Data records

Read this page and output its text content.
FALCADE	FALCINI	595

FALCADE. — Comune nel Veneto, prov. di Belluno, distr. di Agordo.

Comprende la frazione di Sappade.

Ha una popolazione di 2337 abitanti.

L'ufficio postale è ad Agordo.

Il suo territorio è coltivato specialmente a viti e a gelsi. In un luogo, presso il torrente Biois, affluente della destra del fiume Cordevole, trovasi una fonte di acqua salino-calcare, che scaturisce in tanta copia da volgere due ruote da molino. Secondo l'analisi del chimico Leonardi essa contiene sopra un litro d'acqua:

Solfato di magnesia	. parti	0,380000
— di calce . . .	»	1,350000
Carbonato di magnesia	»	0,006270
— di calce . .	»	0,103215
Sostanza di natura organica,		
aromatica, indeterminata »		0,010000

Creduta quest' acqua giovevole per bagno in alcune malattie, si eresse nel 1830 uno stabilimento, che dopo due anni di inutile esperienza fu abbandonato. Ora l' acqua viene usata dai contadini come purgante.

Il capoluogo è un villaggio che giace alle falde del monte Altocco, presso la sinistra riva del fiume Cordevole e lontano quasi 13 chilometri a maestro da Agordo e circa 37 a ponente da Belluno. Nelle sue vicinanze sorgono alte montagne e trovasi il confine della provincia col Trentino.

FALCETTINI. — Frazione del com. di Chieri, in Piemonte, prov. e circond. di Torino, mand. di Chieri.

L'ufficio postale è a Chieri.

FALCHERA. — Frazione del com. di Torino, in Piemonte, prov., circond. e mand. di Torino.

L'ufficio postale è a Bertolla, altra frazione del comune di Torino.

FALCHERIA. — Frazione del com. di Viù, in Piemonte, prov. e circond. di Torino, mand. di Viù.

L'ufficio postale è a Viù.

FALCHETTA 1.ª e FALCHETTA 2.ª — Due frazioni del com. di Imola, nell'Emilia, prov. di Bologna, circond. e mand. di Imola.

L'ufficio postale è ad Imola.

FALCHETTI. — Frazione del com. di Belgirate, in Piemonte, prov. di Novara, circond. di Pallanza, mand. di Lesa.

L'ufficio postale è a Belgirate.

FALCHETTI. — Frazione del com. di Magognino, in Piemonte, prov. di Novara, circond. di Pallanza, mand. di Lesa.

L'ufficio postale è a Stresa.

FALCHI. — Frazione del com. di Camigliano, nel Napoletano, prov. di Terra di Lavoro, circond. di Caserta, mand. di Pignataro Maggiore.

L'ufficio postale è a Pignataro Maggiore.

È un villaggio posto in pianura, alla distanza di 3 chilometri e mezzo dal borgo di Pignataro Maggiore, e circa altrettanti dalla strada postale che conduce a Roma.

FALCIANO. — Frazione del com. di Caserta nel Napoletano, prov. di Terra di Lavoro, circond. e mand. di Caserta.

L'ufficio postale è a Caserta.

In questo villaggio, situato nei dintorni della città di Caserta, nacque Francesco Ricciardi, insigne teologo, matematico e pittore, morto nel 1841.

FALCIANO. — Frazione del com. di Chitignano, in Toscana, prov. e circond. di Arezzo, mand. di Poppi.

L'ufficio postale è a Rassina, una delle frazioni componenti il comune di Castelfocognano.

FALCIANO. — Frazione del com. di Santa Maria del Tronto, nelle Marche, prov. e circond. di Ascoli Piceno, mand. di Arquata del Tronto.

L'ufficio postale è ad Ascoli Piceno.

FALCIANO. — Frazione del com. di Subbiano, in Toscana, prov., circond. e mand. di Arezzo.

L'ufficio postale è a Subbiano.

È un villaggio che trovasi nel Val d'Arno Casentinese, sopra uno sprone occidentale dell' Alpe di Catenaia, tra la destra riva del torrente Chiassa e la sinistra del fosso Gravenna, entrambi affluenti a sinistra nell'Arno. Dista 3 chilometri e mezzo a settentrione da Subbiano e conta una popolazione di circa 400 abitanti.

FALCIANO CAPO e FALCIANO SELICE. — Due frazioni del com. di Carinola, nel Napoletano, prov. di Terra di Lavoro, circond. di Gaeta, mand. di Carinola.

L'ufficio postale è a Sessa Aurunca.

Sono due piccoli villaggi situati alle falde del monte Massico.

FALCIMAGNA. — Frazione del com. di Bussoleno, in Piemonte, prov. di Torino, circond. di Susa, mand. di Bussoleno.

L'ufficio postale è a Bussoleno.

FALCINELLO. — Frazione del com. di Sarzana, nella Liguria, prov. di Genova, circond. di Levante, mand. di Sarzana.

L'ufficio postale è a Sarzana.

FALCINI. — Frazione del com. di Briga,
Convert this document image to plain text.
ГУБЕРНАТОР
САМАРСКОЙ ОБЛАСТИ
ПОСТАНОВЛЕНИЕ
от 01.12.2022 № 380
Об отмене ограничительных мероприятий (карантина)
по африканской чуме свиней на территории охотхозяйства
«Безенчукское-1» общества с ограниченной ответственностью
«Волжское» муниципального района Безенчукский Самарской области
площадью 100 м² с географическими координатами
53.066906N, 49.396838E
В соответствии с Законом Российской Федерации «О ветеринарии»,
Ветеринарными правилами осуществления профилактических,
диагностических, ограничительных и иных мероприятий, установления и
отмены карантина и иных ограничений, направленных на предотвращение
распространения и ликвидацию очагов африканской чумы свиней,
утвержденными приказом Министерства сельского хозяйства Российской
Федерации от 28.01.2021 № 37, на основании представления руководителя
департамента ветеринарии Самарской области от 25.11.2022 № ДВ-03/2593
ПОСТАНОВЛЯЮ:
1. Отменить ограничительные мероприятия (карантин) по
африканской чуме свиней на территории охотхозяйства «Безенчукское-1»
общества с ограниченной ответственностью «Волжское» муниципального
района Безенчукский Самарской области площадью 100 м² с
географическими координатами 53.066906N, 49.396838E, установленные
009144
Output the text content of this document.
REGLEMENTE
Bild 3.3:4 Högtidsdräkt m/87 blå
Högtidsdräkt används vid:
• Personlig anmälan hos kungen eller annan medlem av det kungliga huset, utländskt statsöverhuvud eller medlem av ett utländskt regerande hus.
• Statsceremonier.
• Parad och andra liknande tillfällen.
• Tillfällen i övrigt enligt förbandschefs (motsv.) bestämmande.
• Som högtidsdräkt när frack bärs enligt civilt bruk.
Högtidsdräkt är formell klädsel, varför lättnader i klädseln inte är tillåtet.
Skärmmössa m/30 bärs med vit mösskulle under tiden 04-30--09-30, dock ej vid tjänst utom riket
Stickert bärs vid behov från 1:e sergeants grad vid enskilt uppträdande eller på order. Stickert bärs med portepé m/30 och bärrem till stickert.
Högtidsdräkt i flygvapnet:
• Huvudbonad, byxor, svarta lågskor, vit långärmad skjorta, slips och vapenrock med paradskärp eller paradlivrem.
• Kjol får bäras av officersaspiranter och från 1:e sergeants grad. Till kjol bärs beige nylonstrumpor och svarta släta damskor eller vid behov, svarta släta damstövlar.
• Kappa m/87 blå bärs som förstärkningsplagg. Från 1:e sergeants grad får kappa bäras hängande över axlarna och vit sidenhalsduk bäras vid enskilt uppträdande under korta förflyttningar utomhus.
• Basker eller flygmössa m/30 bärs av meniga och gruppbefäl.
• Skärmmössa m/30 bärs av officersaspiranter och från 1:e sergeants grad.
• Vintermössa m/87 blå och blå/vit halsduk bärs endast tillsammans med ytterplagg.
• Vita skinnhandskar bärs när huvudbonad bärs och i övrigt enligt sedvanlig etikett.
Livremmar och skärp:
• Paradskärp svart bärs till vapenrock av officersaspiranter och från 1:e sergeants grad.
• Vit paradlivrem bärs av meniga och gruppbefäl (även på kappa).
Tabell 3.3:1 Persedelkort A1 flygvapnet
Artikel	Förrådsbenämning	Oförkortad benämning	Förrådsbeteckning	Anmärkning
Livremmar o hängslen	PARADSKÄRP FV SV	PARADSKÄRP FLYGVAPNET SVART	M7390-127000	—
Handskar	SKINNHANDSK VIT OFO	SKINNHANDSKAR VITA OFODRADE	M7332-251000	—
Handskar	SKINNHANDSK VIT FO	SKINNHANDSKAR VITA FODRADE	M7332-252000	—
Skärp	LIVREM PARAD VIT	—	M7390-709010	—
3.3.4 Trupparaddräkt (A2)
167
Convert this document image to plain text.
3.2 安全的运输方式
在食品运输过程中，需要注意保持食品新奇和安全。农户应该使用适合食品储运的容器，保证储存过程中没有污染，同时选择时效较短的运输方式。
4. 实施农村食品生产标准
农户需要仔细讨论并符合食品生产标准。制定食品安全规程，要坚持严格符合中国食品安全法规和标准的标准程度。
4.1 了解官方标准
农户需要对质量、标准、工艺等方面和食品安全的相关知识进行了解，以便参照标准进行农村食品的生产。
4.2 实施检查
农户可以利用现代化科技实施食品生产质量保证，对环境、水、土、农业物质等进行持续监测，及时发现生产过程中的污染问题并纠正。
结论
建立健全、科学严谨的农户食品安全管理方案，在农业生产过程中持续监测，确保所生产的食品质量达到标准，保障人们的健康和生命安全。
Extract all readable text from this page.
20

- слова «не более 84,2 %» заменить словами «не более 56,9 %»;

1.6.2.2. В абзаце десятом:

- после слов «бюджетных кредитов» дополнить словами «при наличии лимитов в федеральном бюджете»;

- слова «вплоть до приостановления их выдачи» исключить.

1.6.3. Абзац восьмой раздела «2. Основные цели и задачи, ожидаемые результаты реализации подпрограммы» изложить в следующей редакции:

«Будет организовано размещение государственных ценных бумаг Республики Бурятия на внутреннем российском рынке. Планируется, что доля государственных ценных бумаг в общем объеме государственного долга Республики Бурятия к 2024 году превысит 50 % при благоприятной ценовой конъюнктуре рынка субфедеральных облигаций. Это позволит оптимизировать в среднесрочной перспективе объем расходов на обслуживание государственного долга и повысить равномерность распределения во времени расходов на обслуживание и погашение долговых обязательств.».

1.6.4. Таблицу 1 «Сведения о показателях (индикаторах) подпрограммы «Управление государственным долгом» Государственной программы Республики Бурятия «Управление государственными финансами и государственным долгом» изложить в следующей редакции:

## TASK TO CARRY OUT
In the lines above, find each one with "свиней" and list it.

## THE RESPONSE
по африканской чуме свиней на территории охотхозяйства
распространения и ликвидацию очагов африканской чумы свиней,
африканской чуме свиней на территории охотхозяйства «Безенчукское-1»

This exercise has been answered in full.